> **Set problem**:
Gather, from the listing beneath this task, every line holding the string "content".
**** Material provided ****
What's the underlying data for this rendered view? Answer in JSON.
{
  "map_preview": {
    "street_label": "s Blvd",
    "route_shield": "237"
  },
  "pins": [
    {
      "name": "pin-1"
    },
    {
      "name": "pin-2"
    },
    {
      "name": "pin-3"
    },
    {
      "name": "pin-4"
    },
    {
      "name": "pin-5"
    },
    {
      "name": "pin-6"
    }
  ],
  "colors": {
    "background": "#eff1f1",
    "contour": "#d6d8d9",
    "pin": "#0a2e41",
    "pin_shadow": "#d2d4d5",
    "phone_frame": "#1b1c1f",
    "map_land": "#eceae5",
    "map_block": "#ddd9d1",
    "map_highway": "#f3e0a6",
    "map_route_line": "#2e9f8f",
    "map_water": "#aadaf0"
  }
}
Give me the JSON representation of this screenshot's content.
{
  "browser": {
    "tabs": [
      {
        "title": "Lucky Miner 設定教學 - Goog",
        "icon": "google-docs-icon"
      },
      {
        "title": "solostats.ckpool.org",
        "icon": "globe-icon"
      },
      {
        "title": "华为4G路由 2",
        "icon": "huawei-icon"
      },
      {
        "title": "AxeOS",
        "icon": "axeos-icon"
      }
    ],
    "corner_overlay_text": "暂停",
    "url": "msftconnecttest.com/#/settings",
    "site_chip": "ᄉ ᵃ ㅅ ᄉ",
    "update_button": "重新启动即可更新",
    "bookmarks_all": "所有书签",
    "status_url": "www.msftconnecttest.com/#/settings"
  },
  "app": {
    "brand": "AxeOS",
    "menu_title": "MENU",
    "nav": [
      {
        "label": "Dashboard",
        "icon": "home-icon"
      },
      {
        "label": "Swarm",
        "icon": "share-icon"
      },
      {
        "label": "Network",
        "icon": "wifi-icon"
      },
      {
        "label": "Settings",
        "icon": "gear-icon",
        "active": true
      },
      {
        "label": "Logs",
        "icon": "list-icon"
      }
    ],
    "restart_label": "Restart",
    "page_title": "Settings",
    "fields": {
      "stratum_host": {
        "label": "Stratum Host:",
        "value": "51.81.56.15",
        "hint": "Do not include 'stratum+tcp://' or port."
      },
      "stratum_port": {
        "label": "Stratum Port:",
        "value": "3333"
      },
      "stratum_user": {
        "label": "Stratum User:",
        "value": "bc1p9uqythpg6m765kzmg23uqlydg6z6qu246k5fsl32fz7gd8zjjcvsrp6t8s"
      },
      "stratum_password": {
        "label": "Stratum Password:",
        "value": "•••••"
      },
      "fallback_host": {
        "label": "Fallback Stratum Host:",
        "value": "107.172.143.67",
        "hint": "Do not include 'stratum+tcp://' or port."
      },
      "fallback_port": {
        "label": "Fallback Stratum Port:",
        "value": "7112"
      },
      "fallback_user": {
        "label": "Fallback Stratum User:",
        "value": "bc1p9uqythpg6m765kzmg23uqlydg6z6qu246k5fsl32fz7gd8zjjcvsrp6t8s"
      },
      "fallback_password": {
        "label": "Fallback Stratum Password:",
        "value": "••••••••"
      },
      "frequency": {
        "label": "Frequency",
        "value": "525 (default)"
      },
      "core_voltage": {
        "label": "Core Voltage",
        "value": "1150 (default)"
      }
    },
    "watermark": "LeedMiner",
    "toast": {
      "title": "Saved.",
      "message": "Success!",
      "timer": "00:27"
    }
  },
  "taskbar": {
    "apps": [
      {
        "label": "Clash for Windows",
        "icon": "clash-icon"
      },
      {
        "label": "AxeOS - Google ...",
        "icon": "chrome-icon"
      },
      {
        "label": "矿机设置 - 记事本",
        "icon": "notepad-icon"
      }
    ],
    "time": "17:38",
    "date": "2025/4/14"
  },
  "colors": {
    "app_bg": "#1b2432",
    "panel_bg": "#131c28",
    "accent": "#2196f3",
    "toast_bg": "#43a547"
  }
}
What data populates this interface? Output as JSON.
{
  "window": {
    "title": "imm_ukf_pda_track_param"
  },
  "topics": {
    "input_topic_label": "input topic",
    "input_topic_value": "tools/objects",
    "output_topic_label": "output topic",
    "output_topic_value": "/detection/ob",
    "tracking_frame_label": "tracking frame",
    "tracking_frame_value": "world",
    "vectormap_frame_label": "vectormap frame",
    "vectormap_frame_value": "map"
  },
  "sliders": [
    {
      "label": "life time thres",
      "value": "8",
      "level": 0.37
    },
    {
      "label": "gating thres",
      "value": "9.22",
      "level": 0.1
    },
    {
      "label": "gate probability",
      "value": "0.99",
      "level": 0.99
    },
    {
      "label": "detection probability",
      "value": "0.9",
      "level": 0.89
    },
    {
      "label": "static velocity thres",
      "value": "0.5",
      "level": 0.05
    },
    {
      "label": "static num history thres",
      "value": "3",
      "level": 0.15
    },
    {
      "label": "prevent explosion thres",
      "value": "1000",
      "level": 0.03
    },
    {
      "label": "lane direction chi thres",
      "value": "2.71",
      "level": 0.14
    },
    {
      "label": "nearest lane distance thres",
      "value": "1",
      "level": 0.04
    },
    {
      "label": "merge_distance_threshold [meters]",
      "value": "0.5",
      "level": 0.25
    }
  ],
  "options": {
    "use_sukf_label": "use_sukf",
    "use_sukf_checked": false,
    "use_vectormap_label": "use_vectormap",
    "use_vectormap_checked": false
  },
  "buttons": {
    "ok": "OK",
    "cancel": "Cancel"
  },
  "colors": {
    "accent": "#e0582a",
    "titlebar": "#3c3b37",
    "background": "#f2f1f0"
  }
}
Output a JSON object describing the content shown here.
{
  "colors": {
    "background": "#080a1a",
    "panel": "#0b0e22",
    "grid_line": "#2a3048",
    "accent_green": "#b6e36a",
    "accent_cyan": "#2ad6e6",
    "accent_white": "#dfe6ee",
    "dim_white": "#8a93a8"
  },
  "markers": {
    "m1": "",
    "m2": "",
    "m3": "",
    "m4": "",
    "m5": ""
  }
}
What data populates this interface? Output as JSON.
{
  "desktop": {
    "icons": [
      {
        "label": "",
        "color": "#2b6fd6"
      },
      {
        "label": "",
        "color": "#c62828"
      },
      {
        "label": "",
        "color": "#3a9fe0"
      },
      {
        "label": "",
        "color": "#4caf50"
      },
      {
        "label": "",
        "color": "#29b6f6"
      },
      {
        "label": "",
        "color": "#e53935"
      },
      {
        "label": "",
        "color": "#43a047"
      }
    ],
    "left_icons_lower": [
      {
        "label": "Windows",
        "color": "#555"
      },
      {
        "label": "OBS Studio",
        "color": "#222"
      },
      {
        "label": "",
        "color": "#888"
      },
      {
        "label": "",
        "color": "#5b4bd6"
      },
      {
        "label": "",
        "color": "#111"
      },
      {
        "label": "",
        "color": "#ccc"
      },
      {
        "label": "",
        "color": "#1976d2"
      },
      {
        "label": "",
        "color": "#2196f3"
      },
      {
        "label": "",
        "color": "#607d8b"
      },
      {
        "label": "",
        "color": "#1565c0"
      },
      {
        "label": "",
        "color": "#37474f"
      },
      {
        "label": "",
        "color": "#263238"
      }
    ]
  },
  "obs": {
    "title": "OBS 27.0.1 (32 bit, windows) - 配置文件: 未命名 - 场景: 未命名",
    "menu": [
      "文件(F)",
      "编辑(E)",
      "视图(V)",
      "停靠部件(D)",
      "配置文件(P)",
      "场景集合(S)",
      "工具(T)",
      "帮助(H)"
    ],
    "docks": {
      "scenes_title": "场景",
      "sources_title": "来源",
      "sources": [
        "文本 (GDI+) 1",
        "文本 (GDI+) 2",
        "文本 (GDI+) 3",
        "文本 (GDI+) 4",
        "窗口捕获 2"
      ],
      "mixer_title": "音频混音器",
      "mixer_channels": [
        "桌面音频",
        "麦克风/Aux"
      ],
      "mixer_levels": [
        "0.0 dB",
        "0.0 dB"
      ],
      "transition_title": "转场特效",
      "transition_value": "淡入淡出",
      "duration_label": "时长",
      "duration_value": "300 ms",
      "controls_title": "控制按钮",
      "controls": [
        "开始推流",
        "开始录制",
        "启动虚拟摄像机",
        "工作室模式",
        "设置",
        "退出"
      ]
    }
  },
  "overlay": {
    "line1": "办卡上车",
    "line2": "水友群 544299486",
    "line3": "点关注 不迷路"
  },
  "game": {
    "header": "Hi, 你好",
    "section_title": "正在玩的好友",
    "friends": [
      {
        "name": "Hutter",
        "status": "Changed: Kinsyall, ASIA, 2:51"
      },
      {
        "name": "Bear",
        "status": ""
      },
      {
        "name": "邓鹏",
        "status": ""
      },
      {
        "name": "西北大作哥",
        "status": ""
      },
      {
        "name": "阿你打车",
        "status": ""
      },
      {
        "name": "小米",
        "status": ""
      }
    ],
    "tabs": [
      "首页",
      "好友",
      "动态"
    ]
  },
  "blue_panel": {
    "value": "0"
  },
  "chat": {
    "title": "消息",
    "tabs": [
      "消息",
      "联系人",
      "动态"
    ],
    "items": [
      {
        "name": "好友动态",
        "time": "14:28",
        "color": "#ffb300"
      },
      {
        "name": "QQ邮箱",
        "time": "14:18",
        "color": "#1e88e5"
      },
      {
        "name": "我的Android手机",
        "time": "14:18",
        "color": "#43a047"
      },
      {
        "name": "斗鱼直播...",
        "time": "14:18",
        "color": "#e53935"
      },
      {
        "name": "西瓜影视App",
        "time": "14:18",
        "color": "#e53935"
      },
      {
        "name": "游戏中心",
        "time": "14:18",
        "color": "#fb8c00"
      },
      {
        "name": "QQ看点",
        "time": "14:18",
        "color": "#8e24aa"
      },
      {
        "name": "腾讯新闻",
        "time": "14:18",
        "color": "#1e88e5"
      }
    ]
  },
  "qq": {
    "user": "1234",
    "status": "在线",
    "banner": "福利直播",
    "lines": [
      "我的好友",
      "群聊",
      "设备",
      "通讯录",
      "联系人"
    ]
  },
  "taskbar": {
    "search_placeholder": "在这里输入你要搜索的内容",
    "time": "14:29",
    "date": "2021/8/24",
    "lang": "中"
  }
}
****
> **Solution to this task**:
Give me the JSON representation of this screenshot's content.
Output a JSON object describing the content shown here.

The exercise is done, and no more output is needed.